■ A run of records ■
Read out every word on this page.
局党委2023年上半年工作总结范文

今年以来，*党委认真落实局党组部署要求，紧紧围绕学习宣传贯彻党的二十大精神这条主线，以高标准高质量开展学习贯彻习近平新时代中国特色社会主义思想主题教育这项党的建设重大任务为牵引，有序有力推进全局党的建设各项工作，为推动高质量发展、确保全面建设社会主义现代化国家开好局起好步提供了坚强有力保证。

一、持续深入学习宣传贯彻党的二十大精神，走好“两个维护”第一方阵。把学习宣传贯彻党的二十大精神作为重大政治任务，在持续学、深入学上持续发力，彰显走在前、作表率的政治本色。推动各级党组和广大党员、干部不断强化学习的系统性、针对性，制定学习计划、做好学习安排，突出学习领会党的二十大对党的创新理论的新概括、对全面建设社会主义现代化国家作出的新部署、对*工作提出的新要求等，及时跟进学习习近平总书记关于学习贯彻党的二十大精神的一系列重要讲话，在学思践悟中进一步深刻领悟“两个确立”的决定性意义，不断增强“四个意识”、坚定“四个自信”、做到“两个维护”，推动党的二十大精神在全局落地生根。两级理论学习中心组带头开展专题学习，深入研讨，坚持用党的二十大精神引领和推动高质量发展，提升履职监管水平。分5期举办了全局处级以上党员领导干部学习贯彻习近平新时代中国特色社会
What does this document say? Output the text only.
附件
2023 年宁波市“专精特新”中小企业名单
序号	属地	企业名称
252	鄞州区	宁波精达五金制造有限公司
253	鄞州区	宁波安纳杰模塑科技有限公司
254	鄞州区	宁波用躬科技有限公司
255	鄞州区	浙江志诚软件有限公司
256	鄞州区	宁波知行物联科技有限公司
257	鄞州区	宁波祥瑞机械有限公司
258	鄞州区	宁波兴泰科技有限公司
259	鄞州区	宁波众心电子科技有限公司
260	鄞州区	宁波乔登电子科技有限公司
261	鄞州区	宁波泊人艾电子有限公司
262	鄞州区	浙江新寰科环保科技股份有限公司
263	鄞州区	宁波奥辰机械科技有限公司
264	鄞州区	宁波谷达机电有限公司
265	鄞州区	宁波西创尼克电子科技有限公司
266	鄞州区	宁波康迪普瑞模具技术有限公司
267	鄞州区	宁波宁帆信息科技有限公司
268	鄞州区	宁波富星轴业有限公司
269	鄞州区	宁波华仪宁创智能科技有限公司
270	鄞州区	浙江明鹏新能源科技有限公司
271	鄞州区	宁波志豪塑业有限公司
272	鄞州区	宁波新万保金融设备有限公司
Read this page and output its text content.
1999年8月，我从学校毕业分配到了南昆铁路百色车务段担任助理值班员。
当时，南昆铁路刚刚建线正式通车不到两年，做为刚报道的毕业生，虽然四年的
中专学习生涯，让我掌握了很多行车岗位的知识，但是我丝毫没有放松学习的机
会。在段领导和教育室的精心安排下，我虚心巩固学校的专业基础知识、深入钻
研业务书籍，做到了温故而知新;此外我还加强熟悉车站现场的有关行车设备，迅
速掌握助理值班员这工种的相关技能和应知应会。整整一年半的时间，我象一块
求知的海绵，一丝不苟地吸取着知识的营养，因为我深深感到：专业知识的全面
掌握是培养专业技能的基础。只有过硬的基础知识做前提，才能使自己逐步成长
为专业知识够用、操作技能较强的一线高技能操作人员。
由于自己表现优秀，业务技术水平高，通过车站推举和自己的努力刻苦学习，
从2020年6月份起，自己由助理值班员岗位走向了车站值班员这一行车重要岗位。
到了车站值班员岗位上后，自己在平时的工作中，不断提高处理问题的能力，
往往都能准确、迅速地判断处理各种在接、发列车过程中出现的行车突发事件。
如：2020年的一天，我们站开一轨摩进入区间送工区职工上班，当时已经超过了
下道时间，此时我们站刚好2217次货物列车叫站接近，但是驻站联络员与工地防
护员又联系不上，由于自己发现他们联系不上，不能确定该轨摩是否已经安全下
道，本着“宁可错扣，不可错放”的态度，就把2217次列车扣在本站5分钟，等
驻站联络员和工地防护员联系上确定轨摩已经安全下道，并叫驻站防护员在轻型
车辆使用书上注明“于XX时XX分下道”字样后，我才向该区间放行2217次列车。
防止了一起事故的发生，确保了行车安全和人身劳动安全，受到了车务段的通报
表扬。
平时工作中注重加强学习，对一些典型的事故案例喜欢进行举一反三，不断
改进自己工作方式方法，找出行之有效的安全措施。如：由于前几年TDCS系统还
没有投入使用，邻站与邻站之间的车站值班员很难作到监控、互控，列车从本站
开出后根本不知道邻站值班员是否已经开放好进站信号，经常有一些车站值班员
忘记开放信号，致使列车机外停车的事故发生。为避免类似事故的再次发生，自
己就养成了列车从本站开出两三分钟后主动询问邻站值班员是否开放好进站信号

■ AIM OF THE TASK ■
Please quote every record above exactly as it appears.

■ WRITTEN ANSWER ■
Read out every word on this page.
局党委2023年上半年工作总结范文

今年以来，*党委认真落实局党组部署要求，紧紧围绕学习宣传贯彻党的二十大精神这条主线，以高标准高质量开展学习贯彻习近平新时代中国特色社会主义思想主题教育这项党的建设重大任务为牵引，有序有力推进全局党的建设各项工作，为推动高质量发展、确保全面建设社会主义现代化国家开好局起好步提供了坚强有力保证。

一、持续深入学习宣传贯彻党的二十大精神，走好“两个维护”第一方阵。把学习宣传贯彻党的二十大精神作为重大政治任务，在持续学、深入学上持续发力，彰显走在前、作表率的政治本色。推动各级党组和广大党员、干部不断强化学习的系统性、针对性，制定学习计划、做好学习安排，突出学习领会党的二十大对党的创新理论的新概括、对全面建设社会主义现代化国家作出的新部署、对*工作提出的新要求等，及时跟进学习习近平总书记关于学习贯彻党的二十大精神的一系列重要讲话，在学思践悟中进一步深刻领悟“两个确立”的决定性意义，不断增强“四个意识”、坚定“四个自信”、做到“两个维护”，推动党的二十大精神在全局落地生根。两级理论学习中心组带头开展专题学习，深入研讨，坚持用党的二十大精神引领和推动高质量发展，提升履职监管水平。分5期举办了全局处级以上党员领导干部学习贯彻习近平新时代中国特色社会
What does this document say? Output the text only.
附件
2023 年宁波市“专精特新”中小企业名单
序号	属地	企业名称
252	鄞州区	宁波精达五金制造有限公司
253	鄞州区	宁波安纳杰模塑科技有限公司
254	鄞州区	宁波用躬科技有限公司
255	鄞州区	浙江志诚软件有限公司
256	鄞州区	宁波知行物联科技有限公司
257	鄞州区	宁波祥瑞机械有限公司
258	鄞州区	宁波兴泰科技有限公司
259	鄞州区	宁波众心电子科技有限公司
260	鄞州区	宁波乔登电子科技有限公司
261	鄞州区	宁波泊人艾电子有限公司
262	鄞州区	浙江新寰科环保科技股份有限公司
263	鄞州区	宁波奥辰机械科技有限公司
264	鄞州区	宁波谷达机电有限公司
265	鄞州区	宁波西创尼克电子科技有限公司
266	鄞州区	宁波康迪普瑞模具技术有限公司
267	鄞州区	宁波宁帆信息科技有限公司
268	鄞州区	宁波富星轴业有限公司
269	鄞州区	宁波华仪宁创智能科技有限公司
270	鄞州区	浙江明鹏新能源科技有限公司
271	鄞州区	宁波志豪塑业有限公司
272	鄞州区	宁波新万保金融设备有限公司
Read this page and output its text content.
1999年8月，我从学校毕业分配到了南昆铁路百色车务段担任助理值班员。
当时，南昆铁路刚刚建线正式通车不到两年，做为刚报道的毕业生，虽然四年的
中专学习生涯，让我掌握了很多行车岗位的知识，但是我丝毫没有放松学习的机
会。在段领导和教育室的精心安排下，我虚心巩固学校的专业基础知识、深入钻
研业务书籍，做到了温故而知新;此外我还加强熟悉车站现场的有关行车设备，迅
速掌握助理值班员这工种的相关技能和应知应会。整整一年半的时间，我象一块
求知的海绵，一丝不苟地吸取着知识的营养，因为我深深感到：专业知识的全面
掌握是培养专业技能的基础。只有过硬的基础知识做前提，才能使自己逐步成长
为专业知识够用、操作技能较强的一线高技能操作人员。
由于自己表现优秀，业务技术水平高，通过车站推举和自己的努力刻苦学习，
从2020年6月份起，自己由助理值班员岗位走向了车站值班员这一行车重要岗位。
到了车站值班员岗位上后，自己在平时的工作中，不断提高处理问题的能力，
往往都能准确、迅速地判断处理各种在接、发列车过程中出现的行车突发事件。
如：2020年的一天，我们站开一轨摩进入区间送工区职工上班，当时已经超过了
下道时间，此时我们站刚好2217次货物列车叫站接近，但是驻站联络员与工地防
护员又联系不上，由于自己发现他们联系不上，不能确定该轨摩是否已经安全下
道，本着“宁可错扣，不可错放”的态度，就把2217次列车扣在本站5分钟，等
驻站联络员和工地防护员联系上确定轨摩已经安全下道，并叫驻站防护员在轻型
车辆使用书上注明“于XX时XX分下道”字样后，我才向该区间放行2217次列车。
防止了一起事故的发生，确保了行车安全和人身劳动安全，受到了车务段的通报
表扬。
平时工作中注重加强学习，对一些典型的事故案例喜欢进行举一反三，不断
改进自己工作方式方法，找出行之有效的安全措施。如：由于前几年TDCS系统还
没有投入使用，邻站与邻站之间的车站值班员很难作到监控、互控，列车从本站
开出后根本不知道邻站值班员是否已经开放好进站信号，经常有一些车站值班员
忘记开放信号，致使列车机外停车的事故发生。为避免类似事故的再次发生，自
己就养成了列车从本站开出两三分钟后主动询问邻站值班员是否开放好进站信号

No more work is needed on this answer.